[Records that describe figures]:
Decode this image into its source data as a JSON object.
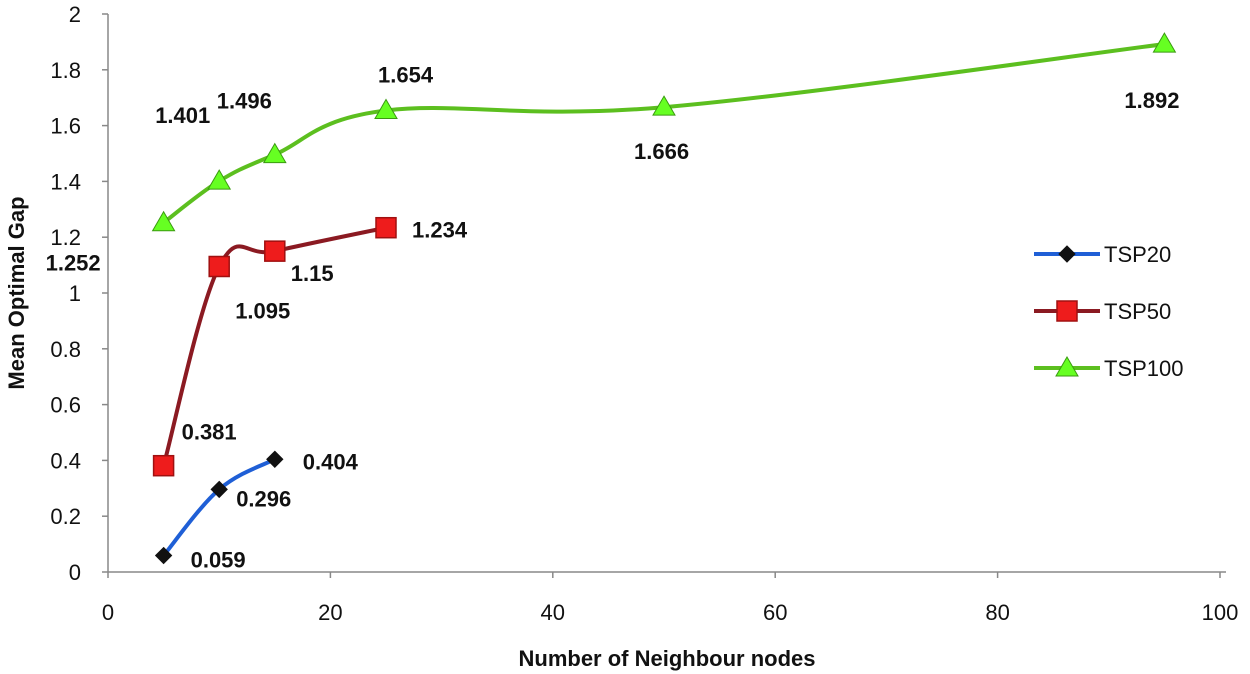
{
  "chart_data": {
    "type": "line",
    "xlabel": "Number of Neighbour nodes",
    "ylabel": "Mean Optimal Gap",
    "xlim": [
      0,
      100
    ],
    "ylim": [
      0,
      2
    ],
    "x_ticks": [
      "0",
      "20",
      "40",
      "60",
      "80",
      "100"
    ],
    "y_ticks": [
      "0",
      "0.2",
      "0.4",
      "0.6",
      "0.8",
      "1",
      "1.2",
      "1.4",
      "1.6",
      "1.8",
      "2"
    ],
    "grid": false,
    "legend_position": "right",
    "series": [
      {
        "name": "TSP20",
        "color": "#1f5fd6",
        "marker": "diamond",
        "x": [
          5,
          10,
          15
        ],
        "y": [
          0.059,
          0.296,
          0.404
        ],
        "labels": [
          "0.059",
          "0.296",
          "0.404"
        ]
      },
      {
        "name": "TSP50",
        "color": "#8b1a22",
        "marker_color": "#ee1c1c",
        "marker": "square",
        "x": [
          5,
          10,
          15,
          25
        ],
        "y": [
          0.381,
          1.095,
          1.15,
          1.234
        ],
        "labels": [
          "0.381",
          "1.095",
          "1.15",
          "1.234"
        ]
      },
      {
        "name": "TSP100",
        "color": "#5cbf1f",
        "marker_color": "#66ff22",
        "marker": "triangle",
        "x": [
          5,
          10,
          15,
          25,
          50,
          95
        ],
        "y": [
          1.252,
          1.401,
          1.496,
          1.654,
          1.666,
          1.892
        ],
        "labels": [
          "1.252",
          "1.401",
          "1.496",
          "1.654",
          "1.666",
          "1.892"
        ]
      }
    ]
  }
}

[Written problem]: The records above should be reproduced exactly, with no pictures included.

[Solution to this exercise]:
Decode this image into its source data as a JSON object.
{
  "chart_data": {
    "type": "line",
    "xlabel": "Number of Neighbour nodes",
    "ylabel": "Mean Optimal Gap",
    "xlim": [
      0,
      100
    ],
    "ylim": [
      0,
      2
    ],
    "x_ticks": [
      "0",
      "20",
      "40",
      "60",
      "80",
      "100"
    ],
    "y_ticks": [
      "0",
      "0.2",
      "0.4",
      "0.6",
      "0.8",
      "1",
      "1.2",
      "1.4",
      "1.6",
      "1.8",
      "2"
    ],
    "grid": false,
    "legend_position": "right",
    "series": [
      {
        "name": "TSP20",
        "color": "#1f5fd6",
        "marker": "diamond",
        "x": [
          5,
          10,
          15
        ],
        "y": [
          0.059,
          0.296,
          0.404
        ],
        "labels": [
          "0.059",
          "0.296",
          "0.404"
        ]
      },
      {
        "name": "TSP50",
        "color": "#8b1a22",
        "marker_color": "#ee1c1c",
        "marker": "square",
        "x": [
          5,
          10,
          15,
          25
        ],
        "y": [
          0.381,
          1.095,
          1.15,
          1.234
        ],
        "labels": [
          "0.381",
          "1.095",
          "1.15",
          "1.234"
        ]
      },
      {
        "name": "TSP100",
        "color": "#5cbf1f",
        "marker_color": "#66ff22",
        "marker": "triangle",
        "x": [
          5,
          10,
          15,
          25,
          50,
          95
        ],
        "y": [
          1.252,
          1.401,
          1.496,
          1.654,
          1.666,
          1.892
        ],
        "labels": [
          "1.252",
          "1.401",
          "1.496",
          "1.654",
          "1.666",
          "1.892"
        ]
      }
    ]
  }
}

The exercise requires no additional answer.